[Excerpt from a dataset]
%%

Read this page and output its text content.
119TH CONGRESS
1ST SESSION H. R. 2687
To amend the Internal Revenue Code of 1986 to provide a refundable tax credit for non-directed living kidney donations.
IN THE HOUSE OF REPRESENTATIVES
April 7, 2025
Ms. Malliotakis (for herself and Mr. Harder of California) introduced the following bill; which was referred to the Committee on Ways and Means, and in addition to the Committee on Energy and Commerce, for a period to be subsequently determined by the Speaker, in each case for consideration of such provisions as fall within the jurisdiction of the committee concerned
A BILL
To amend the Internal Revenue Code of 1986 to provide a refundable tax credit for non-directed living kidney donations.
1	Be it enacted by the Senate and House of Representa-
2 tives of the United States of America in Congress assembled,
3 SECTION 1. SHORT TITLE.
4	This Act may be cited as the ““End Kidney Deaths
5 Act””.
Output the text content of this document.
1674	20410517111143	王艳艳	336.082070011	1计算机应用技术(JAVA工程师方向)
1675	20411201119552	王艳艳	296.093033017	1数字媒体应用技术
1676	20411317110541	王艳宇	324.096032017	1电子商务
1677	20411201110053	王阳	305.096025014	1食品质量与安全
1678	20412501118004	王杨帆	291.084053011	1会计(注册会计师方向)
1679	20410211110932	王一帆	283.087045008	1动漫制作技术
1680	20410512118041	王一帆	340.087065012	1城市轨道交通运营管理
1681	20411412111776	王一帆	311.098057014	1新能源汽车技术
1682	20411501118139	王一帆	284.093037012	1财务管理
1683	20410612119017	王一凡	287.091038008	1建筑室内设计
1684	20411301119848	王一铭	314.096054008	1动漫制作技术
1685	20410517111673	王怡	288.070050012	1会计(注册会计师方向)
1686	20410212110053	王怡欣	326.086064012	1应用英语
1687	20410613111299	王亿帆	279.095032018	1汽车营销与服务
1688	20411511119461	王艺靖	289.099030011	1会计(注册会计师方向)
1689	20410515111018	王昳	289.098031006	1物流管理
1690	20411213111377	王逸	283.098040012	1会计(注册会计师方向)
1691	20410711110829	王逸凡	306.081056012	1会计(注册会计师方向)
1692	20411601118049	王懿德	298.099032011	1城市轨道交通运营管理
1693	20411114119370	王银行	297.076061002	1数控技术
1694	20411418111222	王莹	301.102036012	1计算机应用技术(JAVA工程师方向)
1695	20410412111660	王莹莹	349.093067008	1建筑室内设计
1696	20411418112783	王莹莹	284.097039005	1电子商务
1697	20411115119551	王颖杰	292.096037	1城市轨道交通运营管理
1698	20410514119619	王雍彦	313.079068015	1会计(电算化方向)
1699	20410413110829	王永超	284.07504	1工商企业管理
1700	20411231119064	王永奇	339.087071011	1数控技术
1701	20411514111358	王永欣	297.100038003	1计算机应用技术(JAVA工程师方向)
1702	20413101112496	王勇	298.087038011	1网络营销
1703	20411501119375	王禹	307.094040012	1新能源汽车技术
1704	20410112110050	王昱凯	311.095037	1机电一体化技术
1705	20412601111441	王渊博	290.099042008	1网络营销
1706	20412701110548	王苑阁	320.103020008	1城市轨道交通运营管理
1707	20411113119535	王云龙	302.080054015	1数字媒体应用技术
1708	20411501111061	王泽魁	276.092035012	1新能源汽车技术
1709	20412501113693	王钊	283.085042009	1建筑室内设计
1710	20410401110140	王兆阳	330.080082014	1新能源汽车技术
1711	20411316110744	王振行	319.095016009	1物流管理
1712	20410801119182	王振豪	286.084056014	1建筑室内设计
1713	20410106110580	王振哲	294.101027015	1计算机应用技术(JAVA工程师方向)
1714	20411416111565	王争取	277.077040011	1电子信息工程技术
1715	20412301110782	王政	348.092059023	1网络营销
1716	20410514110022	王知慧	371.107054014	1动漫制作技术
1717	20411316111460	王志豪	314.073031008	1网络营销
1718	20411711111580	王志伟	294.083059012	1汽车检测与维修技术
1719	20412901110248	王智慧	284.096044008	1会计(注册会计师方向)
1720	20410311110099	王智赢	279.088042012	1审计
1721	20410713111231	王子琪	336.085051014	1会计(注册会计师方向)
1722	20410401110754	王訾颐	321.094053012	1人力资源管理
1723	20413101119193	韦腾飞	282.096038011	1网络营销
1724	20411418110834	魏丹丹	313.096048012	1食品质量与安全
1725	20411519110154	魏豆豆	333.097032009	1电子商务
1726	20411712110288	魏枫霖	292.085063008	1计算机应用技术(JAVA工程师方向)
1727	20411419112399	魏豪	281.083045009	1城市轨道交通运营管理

%%

Description of the task >> Find the lines with the string "text" and reproduce them.

Task solution >>
Read this page and output its text content.
Output the text content of this document.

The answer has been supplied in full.